------ RECORDS SHOWN
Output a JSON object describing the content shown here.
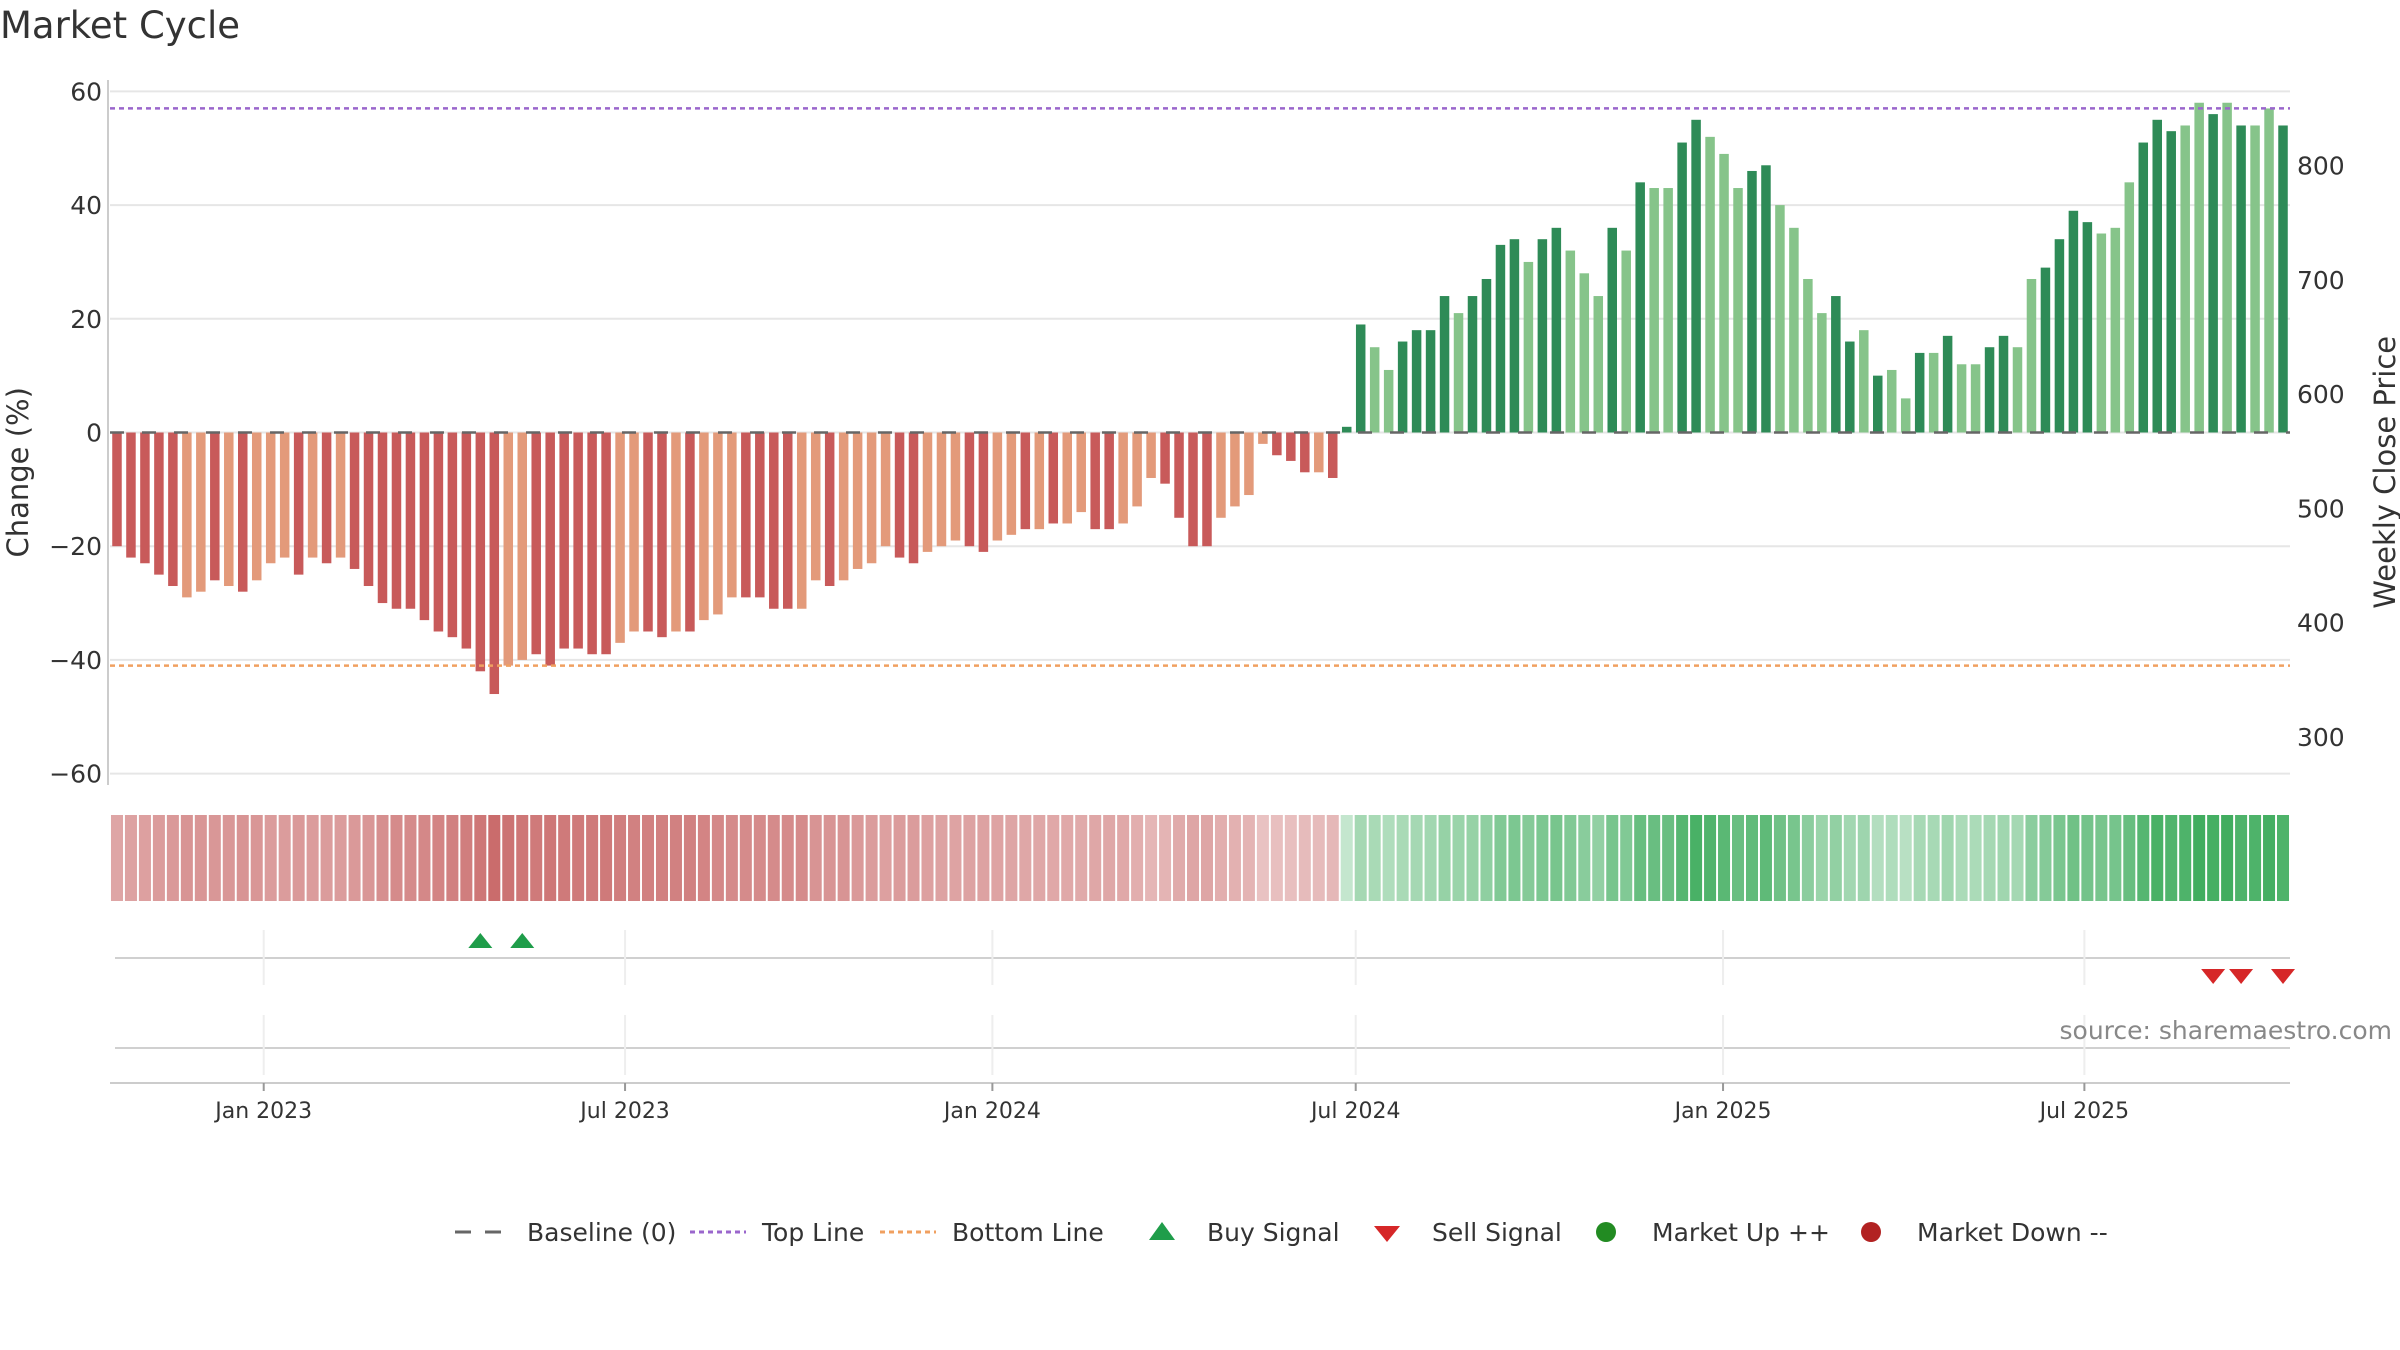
{
  "title": "Market Cycle",
  "source": "source: sharemaestro.com",
  "colors": {
    "neg_dark": "#c85a5a",
    "neg_light": "#e39a7a",
    "pos_dark": "#2e8b57",
    "pos_light": "#86c48a",
    "top_line": "#9a66cc",
    "bottom_line": "#f0a060",
    "buy": "#1f9d4a",
    "sell": "#d62728",
    "market_up": "#228b22",
    "market_down": "#b22222",
    "baseline": "#666666",
    "grid": "#e6e6e6"
  },
  "chart_data": {
    "type": "bar",
    "title": "Market Cycle",
    "ylabel": "Change (%)",
    "y2label": "Weekly Close Price",
    "ylim": [
      -62,
      62
    ],
    "yticks": [
      60,
      40,
      20,
      0,
      -20,
      -40,
      -60
    ],
    "ytick_labels": [
      "60",
      "40",
      "20",
      "0",
      "−20",
      "−40",
      "−60"
    ],
    "y2lim": [
      258,
      875
    ],
    "y2ticks": [
      800,
      700,
      600,
      500,
      400,
      300
    ],
    "top_line": 57,
    "bottom_line": -41,
    "start_date": "2022-10-16",
    "x_ticks": [
      {
        "label": "Jan 2023",
        "date": "2023-01-01"
      },
      {
        "label": "Jul 2023",
        "date": "2023-07-01"
      },
      {
        "label": "Jan 2024",
        "date": "2024-01-01"
      },
      {
        "label": "Jul 2024",
        "date": "2024-07-01"
      },
      {
        "label": "Jan 2025",
        "date": "2025-01-01"
      },
      {
        "label": "Jul 2025",
        "date": "2025-07-01"
      }
    ],
    "values": [
      -20,
      -22,
      -23,
      -25,
      -27,
      -29,
      -28,
      -26,
      -27,
      -28,
      -26,
      -23,
      -22,
      -25,
      -22,
      -23,
      -22,
      -24,
      -27,
      -30,
      -31,
      -31,
      -33,
      -35,
      -36,
      -38,
      -42,
      -46,
      -41,
      -40,
      -39,
      -41,
      -38,
      -38,
      -39,
      -39,
      -37,
      -35,
      -35,
      -36,
      -35,
      -35,
      -33,
      -32,
      -29,
      -29,
      -29,
      -31,
      -31,
      -31,
      -26,
      -27,
      -26,
      -24,
      -23,
      -20,
      -22,
      -23,
      -21,
      -20,
      -19,
      -20,
      -21,
      -19,
      -18,
      -17,
      -17,
      -16,
      -16,
      -14,
      -17,
      -17,
      -16,
      -13,
      -8,
      -9,
      -15,
      -20,
      -20,
      -15,
      -13,
      -11,
      -2,
      -4,
      -5,
      -7,
      -7,
      -8,
      1,
      19,
      15,
      11,
      16,
      18,
      18,
      24,
      21,
      24,
      27,
      33,
      34,
      30,
      34,
      36,
      32,
      28,
      24,
      36,
      32,
      44,
      43,
      43,
      51,
      55,
      52,
      49,
      43,
      46,
      47,
      40,
      36,
      27,
      21,
      24,
      16,
      18,
      10,
      11,
      6,
      14,
      14,
      17,
      12,
      12,
      15,
      17,
      15,
      27,
      29,
      34,
      39,
      37,
      35,
      36,
      44,
      51,
      55,
      53,
      54,
      58,
      56,
      58,
      54,
      54,
      57,
      54
    ],
    "shades": [
      1,
      1,
      1,
      1,
      1,
      0,
      0,
      1,
      0,
      1,
      0,
      0,
      0,
      1,
      0,
      1,
      0,
      1,
      1,
      1,
      1,
      1,
      1,
      1,
      1,
      1,
      1,
      1,
      0,
      0,
      1,
      1,
      1,
      1,
      1,
      1,
      0,
      0,
      1,
      1,
      0,
      1,
      0,
      0,
      0,
      1,
      1,
      1,
      1,
      0,
      0,
      1,
      0,
      0,
      0,
      0,
      1,
      1,
      0,
      0,
      0,
      1,
      1,
      0,
      0,
      1,
      0,
      1,
      0,
      0,
      1,
      1,
      0,
      0,
      0,
      1,
      1,
      1,
      1,
      0,
      0,
      0,
      0,
      1,
      1,
      1,
      0,
      1,
      1,
      1,
      0,
      0,
      1,
      1,
      1,
      1,
      0,
      1,
      1,
      1,
      1,
      0,
      1,
      1,
      0,
      0,
      0,
      1,
      0,
      1,
      0,
      0,
      1,
      1,
      0,
      0,
      0,
      1,
      1,
      0,
      0,
      0,
      0,
      1,
      1,
      0,
      1,
      0,
      0,
      1,
      0,
      1,
      0,
      0,
      1,
      1,
      0,
      0,
      1,
      1,
      1,
      1,
      0,
      0,
      0,
      1,
      1,
      1,
      0,
      0,
      1,
      0,
      1,
      0,
      0,
      1,
      0
    ],
    "strength": [
      0.45,
      0.47,
      0.48,
      0.5,
      0.52,
      0.55,
      0.54,
      0.53,
      0.53,
      0.55,
      0.54,
      0.5,
      0.5,
      0.52,
      0.5,
      0.5,
      0.5,
      0.52,
      0.54,
      0.58,
      0.6,
      0.6,
      0.62,
      0.64,
      0.66,
      0.68,
      0.72,
      0.78,
      0.74,
      0.72,
      0.7,
      0.72,
      0.7,
      0.7,
      0.7,
      0.7,
      0.68,
      0.66,
      0.66,
      0.66,
      0.66,
      0.66,
      0.64,
      0.62,
      0.6,
      0.6,
      0.6,
      0.6,
      0.6,
      0.6,
      0.55,
      0.55,
      0.55,
      0.52,
      0.5,
      0.48,
      0.5,
      0.5,
      0.48,
      0.47,
      0.46,
      0.47,
      0.47,
      0.46,
      0.45,
      0.44,
      0.44,
      0.43,
      0.43,
      0.42,
      0.44,
      0.44,
      0.43,
      0.4,
      0.35,
      0.36,
      0.42,
      0.45,
      0.45,
      0.4,
      0.38,
      0.36,
      0.28,
      0.3,
      0.3,
      0.32,
      0.32,
      0.34,
      0.2,
      0.35,
      0.33,
      0.3,
      0.33,
      0.35,
      0.36,
      0.42,
      0.4,
      0.42,
      0.45,
      0.52,
      0.54,
      0.5,
      0.54,
      0.56,
      0.52,
      0.48,
      0.44,
      0.56,
      0.52,
      0.64,
      0.63,
      0.63,
      0.72,
      0.78,
      0.75,
      0.7,
      0.63,
      0.67,
      0.68,
      0.6,
      0.56,
      0.47,
      0.4,
      0.44,
      0.36,
      0.38,
      0.28,
      0.3,
      0.26,
      0.34,
      0.34,
      0.37,
      0.32,
      0.32,
      0.35,
      0.37,
      0.35,
      0.47,
      0.5,
      0.55,
      0.6,
      0.58,
      0.56,
      0.57,
      0.64,
      0.72,
      0.78,
      0.75,
      0.76,
      0.82,
      0.8,
      0.82,
      0.76,
      0.76,
      0.8,
      0.76
    ],
    "buy_signals": [
      26,
      29
    ],
    "sell_signals": [
      150,
      152,
      155
    ]
  },
  "legend": [
    {
      "label": "Baseline (0)",
      "type": "dash-line"
    },
    {
      "label": "Top Line",
      "type": "dot-line-purple"
    },
    {
      "label": "Bottom Line",
      "type": "dot-line-orange"
    },
    {
      "label": "Buy Signal",
      "type": "tri-up"
    },
    {
      "label": "Sell Signal",
      "type": "tri-down"
    },
    {
      "label": "Market Up ++",
      "type": "dot-green"
    },
    {
      "label": "Market Down --",
      "type": "dot-red"
    }
  ]
}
------------
### [EXERCISE DETAILS]
Within the material above, find the lines that contain the word "title"; copy them.

### [RESPONSE TO THE EXERCISE]
  "title": "Market Cycle",
    "title": "Market Cycle",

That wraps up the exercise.